Exercise prompt | Output all of the entries exactly as written.

Dataset records |
----

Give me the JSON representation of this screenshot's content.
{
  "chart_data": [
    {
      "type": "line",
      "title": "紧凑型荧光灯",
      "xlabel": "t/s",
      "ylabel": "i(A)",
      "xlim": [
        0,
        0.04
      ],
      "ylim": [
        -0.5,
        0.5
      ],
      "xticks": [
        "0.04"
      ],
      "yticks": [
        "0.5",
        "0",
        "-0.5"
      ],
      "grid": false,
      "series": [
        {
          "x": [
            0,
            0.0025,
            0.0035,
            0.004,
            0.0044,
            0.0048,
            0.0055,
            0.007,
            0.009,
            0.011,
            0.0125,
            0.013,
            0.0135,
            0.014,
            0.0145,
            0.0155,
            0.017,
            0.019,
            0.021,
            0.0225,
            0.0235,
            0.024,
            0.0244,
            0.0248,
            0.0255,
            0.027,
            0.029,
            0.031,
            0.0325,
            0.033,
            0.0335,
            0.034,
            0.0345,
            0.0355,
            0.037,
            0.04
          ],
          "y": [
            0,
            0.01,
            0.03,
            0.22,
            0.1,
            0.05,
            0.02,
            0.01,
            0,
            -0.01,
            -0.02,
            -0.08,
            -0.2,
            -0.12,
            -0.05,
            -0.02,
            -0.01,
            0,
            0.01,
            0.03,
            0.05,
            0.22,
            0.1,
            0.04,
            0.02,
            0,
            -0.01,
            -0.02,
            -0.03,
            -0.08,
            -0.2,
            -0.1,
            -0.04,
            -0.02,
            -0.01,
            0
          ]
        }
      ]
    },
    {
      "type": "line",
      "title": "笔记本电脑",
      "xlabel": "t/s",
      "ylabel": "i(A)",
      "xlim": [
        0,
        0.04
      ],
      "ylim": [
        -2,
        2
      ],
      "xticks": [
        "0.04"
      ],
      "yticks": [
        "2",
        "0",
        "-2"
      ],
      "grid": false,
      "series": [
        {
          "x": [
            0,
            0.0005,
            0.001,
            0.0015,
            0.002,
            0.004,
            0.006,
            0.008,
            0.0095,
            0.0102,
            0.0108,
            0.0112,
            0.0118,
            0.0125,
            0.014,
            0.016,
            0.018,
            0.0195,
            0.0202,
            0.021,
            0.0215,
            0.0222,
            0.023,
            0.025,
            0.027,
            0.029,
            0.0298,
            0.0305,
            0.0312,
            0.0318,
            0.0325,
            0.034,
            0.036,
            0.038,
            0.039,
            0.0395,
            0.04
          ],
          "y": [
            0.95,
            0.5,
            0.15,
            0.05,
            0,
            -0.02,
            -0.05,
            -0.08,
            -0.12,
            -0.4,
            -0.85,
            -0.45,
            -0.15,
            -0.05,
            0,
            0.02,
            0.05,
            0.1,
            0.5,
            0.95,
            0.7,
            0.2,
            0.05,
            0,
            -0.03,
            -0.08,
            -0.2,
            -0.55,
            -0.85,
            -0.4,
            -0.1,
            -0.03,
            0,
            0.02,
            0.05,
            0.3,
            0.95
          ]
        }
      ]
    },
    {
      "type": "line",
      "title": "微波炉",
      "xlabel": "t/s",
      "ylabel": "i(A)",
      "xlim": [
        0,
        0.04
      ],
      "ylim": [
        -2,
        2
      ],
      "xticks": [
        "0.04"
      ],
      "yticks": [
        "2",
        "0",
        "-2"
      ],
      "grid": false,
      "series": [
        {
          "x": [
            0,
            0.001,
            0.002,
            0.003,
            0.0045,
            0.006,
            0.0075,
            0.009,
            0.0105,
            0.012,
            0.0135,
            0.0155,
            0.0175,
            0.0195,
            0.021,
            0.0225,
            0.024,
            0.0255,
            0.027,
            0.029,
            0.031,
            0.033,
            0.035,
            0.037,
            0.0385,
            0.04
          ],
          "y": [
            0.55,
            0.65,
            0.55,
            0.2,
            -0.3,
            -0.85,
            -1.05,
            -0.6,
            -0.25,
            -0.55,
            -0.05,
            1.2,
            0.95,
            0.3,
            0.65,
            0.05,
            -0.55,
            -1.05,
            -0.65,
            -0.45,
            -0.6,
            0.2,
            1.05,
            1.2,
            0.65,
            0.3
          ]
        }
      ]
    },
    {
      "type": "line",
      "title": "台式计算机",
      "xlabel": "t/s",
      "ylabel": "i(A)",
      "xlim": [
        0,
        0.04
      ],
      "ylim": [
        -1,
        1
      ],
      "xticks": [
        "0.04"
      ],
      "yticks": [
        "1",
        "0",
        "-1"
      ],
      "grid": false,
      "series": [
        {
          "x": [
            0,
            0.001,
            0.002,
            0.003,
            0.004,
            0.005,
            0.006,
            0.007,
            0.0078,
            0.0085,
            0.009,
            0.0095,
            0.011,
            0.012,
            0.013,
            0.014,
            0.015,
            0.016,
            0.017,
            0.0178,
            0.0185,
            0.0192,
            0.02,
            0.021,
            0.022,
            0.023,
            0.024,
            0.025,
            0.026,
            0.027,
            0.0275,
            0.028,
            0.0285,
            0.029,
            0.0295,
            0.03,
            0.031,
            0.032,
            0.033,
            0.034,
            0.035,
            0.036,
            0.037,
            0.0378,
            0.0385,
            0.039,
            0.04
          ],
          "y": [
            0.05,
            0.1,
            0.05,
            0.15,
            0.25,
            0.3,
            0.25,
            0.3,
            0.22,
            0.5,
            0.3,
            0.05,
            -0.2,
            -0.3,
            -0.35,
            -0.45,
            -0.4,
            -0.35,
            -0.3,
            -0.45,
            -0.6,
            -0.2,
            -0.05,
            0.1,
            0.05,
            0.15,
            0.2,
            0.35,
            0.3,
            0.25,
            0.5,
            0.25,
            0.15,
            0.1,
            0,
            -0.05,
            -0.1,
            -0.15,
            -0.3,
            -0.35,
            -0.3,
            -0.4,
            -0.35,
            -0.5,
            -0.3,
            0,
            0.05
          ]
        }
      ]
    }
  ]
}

----

Written response |
Give me the JSON representation of this screenshot's content.
{
  "chart_data": [
    {
      "type": "line",
      "title": "紧凑型荧光灯",
      "xlabel": "t/s",
      "ylabel": "i(A)",
      "xlim": [
        0,
        0.04
      ],
      "ylim": [
        -0.5,
        0.5
      ],
      "xticks": [
        "0.04"
      ],
      "yticks": [
        "0.5",
        "0",
        "-0.5"
      ],
      "grid": false,
      "series": [
        {
          "x": [
            0,
            0.0025,
            0.0035,
            0.004,
            0.0044,
            0.0048,
            0.0055,
            0.007,
            0.009,
            0.011,
            0.0125,
            0.013,
            0.0135,
            0.014,
            0.0145,
            0.0155,
            0.017,
            0.019,
            0.021,
            0.0225,
            0.0235,
            0.024,
            0.0244,
            0.0248,
            0.0255,
            0.027,
            0.029,
            0.031,
            0.0325,
            0.033,
            0.0335,
            0.034,
            0.0345,
            0.0355,
            0.037,
            0.04
          ],
          "y": [
            0,
            0.01,
            0.03,
            0.22,
            0.1,
            0.05,
            0.02,
            0.01,
            0,
            -0.01,
            -0.02,
            -0.08,
            -0.2,
            -0.12,
            -0.05,
            -0.02,
            -0.01,
            0,
            0.01,
            0.03,
            0.05,
            0.22,
            0.1,
            0.04,
            0.02,
            0,
            -0.01,
            -0.02,
            -0.03,
            -0.08,
            -0.2,
            -0.1,
            -0.04,
            -0.02,
            -0.01,
            0
          ]
        }
      ]
    },
    {
      "type": "line",
      "title": "笔记本电脑",
      "xlabel": "t/s",
      "ylabel": "i(A)",
      "xlim": [
        0,
        0.04
      ],
      "ylim": [
        -2,
        2
      ],
      "xticks": [
        "0.04"
      ],
      "yticks": [
        "2",
        "0",
        "-2"
      ],
      "grid": false,
      "series": [
        {
          "x": [
            0,
            0.0005,
            0.001,
            0.0015,
            0.002,
            0.004,
            0.006,
            0.008,
            0.0095,
            0.0102,
            0.0108,
            0.0112,
            0.0118,
            0.0125,
            0.014,
            0.016,
            0.018,
            0.0195,
            0.0202,
            0.021,
            0.0215,
            0.0222,
            0.023,
            0.025,
            0.027,
            0.029,
            0.0298,
            0.0305,
            0.0312,
            0.0318,
            0.0325,
            0.034,
            0.036,
            0.038,
            0.039,
            0.0395,
            0.04
          ],
          "y": [
            0.95,
            0.5,
            0.15,
            0.05,
            0,
            -0.02,
            -0.05,
            -0.08,
            -0.12,
            -0.4,
            -0.85,
            -0.45,
            -0.15,
            -0.05,
            0,
            0.02,
            0.05,
            0.1,
            0.5,
            0.95,
            0.7,
            0.2,
            0.05,
            0,
            -0.03,
            -0.08,
            -0.2,
            -0.55,
            -0.85,
            -0.4,
            -0.1,
            -0.03,
            0,
            0.02,
            0.05,
            0.3,
            0.95
          ]
        }
      ]
    },
    {
      "type": "line",
      "title": "微波炉",
      "xlabel": "t/s",
      "ylabel": "i(A)",
      "xlim": [
        0,
        0.04
      ],
      "ylim": [
        -2,
        2
      ],
      "xticks": [
        "0.04"
      ],
      "yticks": [
        "2",
        "0",
        "-2"
      ],
      "grid": false,
      "series": [
        {
          "x": [
            0,
            0.001,
            0.002,
            0.003,
            0.0045,
            0.006,
            0.0075,
            0.009,
            0.0105,
            0.012,
            0.0135,
            0.0155,
            0.0175,
            0.0195,
            0.021,
            0.0225,
            0.024,
            0.0255,
            0.027,
            0.029,
            0.031,
            0.033,
            0.035,
            0.037,
            0.0385,
            0.04
          ],
          "y": [
            0.55,
            0.65,
            0.55,
            0.2,
            -0.3,
            -0.85,
            -1.05,
            -0.6,
            -0.25,
            -0.55,
            -0.05,
            1.2,
            0.95,
            0.3,
            0.65,
            0.05,
            -0.55,
            -1.05,
            -0.65,
            -0.45,
            -0.6,
            0.2,
            1.05,
            1.2,
            0.65,
            0.3
          ]
        }
      ]
    },
    {
      "type": "line",
      "title": "台式计算机",
      "xlabel": "t/s",
      "ylabel": "i(A)",
      "xlim": [
        0,
        0.04
      ],
      "ylim": [
        -1,
        1
      ],
      "xticks": [
        "0.04"
      ],
      "yticks": [
        "1",
        "0",
        "-1"
      ],
      "grid": false,
      "series": [
        {
          "x": [
            0,
            0.001,
            0.002,
            0.003,
            0.004,
            0.005,
            0.006,
            0.007,
            0.0078,
            0.0085,
            0.009,
            0.0095,
            0.011,
            0.012,
            0.013,
            0.014,
            0.015,
            0.016,
            0.017,
            0.0178,
            0.0185,
            0.0192,
            0.02,
            0.021,
            0.022,
            0.023,
            0.024,
            0.025,
            0.026,
            0.027,
            0.0275,
            0.028,
            0.0285,
            0.029,
            0.0295,
            0.03,
            0.031,
            0.032,
            0.033,
            0.034,
            0.035,
            0.036,
            0.037,
            0.0378,
            0.0385,
            0.039,
            0.04
          ],
          "y": [
            0.05,
            0.1,
            0.05,
            0.15,
            0.25,
            0.3,
            0.25,
            0.3,
            0.22,
            0.5,
            0.3,
            0.05,
            -0.2,
            -0.3,
            -0.35,
            -0.45,
            -0.4,
            -0.35,
            -0.3,
            -0.45,
            -0.6,
            -0.2,
            -0.05,
            0.1,
            0.05,
            0.15,
            0.2,
            0.35,
            0.3,
            0.25,
            0.5,
            0.25,
            0.15,
            0.1,
            0,
            -0.05,
            -0.1,
            -0.15,
            -0.3,
            -0.35,
            -0.3,
            -0.4,
            -0.35,
            -0.5,
            -0.3,
            0,
            0.05
          ]
        }
      ]
    }
  ]
}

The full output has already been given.